**TASK REQUIREMENTS:** Rewrite the rows below, replacing every occurrence of "Tredegar" with "Rhymney" and leaving everything else unchanged.

**PROVIDED ENTRIES:**
- - - - - - -

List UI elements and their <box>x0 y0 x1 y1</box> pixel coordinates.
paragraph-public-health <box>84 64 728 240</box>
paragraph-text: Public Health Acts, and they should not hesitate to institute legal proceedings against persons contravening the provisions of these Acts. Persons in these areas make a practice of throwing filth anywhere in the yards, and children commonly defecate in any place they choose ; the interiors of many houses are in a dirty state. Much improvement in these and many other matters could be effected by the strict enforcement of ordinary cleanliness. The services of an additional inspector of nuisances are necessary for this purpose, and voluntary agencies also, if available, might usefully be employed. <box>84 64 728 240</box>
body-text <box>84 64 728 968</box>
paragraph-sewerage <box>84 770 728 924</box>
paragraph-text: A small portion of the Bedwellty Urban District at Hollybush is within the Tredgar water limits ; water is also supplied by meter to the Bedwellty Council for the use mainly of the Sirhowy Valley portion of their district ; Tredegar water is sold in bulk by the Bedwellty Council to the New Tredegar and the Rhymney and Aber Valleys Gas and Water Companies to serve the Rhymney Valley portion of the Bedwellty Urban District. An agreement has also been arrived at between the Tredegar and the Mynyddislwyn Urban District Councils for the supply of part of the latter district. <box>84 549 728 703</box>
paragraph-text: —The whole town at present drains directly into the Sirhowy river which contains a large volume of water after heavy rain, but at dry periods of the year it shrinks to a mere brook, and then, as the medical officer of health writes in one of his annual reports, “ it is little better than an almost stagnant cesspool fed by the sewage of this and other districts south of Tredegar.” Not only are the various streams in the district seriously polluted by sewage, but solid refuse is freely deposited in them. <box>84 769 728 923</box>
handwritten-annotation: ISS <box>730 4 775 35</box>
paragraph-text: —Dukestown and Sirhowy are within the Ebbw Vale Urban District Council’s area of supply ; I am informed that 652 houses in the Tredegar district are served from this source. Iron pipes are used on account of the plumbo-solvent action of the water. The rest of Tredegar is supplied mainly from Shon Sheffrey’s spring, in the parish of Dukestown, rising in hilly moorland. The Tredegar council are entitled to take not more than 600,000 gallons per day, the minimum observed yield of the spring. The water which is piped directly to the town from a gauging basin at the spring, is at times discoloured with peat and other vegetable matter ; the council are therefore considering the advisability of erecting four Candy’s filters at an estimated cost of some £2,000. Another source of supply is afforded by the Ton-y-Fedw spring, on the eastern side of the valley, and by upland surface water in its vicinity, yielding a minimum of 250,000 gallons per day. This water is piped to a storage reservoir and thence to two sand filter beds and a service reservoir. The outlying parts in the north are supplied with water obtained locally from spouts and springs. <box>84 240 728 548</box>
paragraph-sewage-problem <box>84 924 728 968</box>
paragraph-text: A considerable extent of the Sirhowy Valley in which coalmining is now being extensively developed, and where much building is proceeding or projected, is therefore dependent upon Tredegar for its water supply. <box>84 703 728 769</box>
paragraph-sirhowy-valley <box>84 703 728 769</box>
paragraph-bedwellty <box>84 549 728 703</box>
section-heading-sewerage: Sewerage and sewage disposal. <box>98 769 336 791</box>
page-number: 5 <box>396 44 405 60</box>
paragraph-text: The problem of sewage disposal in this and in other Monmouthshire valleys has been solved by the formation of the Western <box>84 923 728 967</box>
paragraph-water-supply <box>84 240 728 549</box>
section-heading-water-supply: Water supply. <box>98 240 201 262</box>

- - - - - - -

**SOLUTION TO THIS EXERCISE:**
List UI elements and their <box>x0 y0 x1 y1</box> pixel coordinates.
paragraph-public-health <box>84 64 728 240</box>
paragraph-text: Public Health Acts, and they should not hesitate to institute legal proceedings against persons contravening the provisions of these Acts. Persons in these areas make a practice of throwing filth anywhere in the yards, and children commonly defecate in any place they choose ; the interiors of many houses are in a dirty state. Much improvement in these and many other matters could be effected by the strict enforcement of ordinary cleanliness. The services of an additional inspector of nuisances are necessary for this purpose, and voluntary agencies also, if available, might usefully be employed. <box>84 64 728 240</box>
body-text <box>84 64 728 968</box>
paragraph-sewerage <box>84 770 728 924</box>
paragraph-text: A small portion of the Bedwellty Urban District at Hollybush is within the Tredgar water limits ; water is also supplied by meter to the Bedwellty Council for the use mainly of the Sirhowy Valley portion of their district ; Rhymney water is sold in bulk by the Bedwellty Council to the New Rhymney and the Rhymney and Aber Valleys Gas and Water Companies to serve the Rhymney Valley portion of the Bedwellty Urban District. An agreement has also been arrived at between the Rhymney and the Mynyddislwyn Urban District Councils for the supply of part of the latter district. <box>84 549 728 703</box>
paragraph-text: —The whole town at present drains directly into the Sirhowy river which contains a large volume of water after heavy rain, but at dry periods of the year it shrinks to a mere brook, and then, as the medical officer of health writes in one of his annual reports, “ it is little better than an almost stagnant cesspool fed by the sewage of this and other districts south of Rhymney.” Not only are the various streams in the district seriously polluted by sewage, but solid refuse is freely deposited in them. <box>84 769 728 923</box>
handwritten-annotation: ISS <box>730 4 775 35</box>
paragraph-text: —Dukestown and Sirhowy are within the Ebbw Vale Urban District Council’s area of supply ; I am informed that 652 houses in the Rhymney district are served from this source. Iron pipes are used on account of the plumbo-solvent action of the water. The rest of Rhymney is supplied mainly from Shon Sheffrey’s spring, in the parish of Dukestown, rising in hilly moorland. The Rhymney council are entitled to take not more than 600,000 gallons per day, the minimum observed yield of the spring. The water which is piped directly to the town from a gauging basin at the spring, is at times discoloured with peat and other vegetable matter ; the council are therefore considering the advisability of erecting four Candy’s filters at an estimated cost of some £2,000. Another source of supply is afforded by the Ton-y-Fedw spring, on the eastern side of the valley, and by upland surface water in its vicinity, yielding a minimum of 250,000 gallons per day. This water is piped to a storage reservoir and thence to two sand filter beds and a service reservoir. The outlying parts in the north are supplied with water obtained locally from spouts and springs. <box>84 240 728 548</box>
paragraph-sewage-problem <box>84 924 728 968</box>
paragraph-text: A considerable extent of the Sirhowy Valley in which coalmining is now being extensively developed, and where much building is proceeding or projected, is therefore dependent upon Rhymney for its water supply. <box>84 703 728 769</box>
paragraph-sirhowy-valley <box>84 703 728 769</box>
paragraph-bedwellty <box>84 549 728 703</box>
section-heading-sewerage: Sewerage and sewage disposal. <box>98 769 336 791</box>
page-number: 5 <box>396 44 405 60</box>
paragraph-text: The problem of sewage disposal in this and in other Monmouthshire valleys has been solved by the formation of the Western <box>84 923 728 967</box>
paragraph-water-supply <box>84 240 728 549</box>
section-heading-water-supply: Water supply. <box>98 240 201 262</box>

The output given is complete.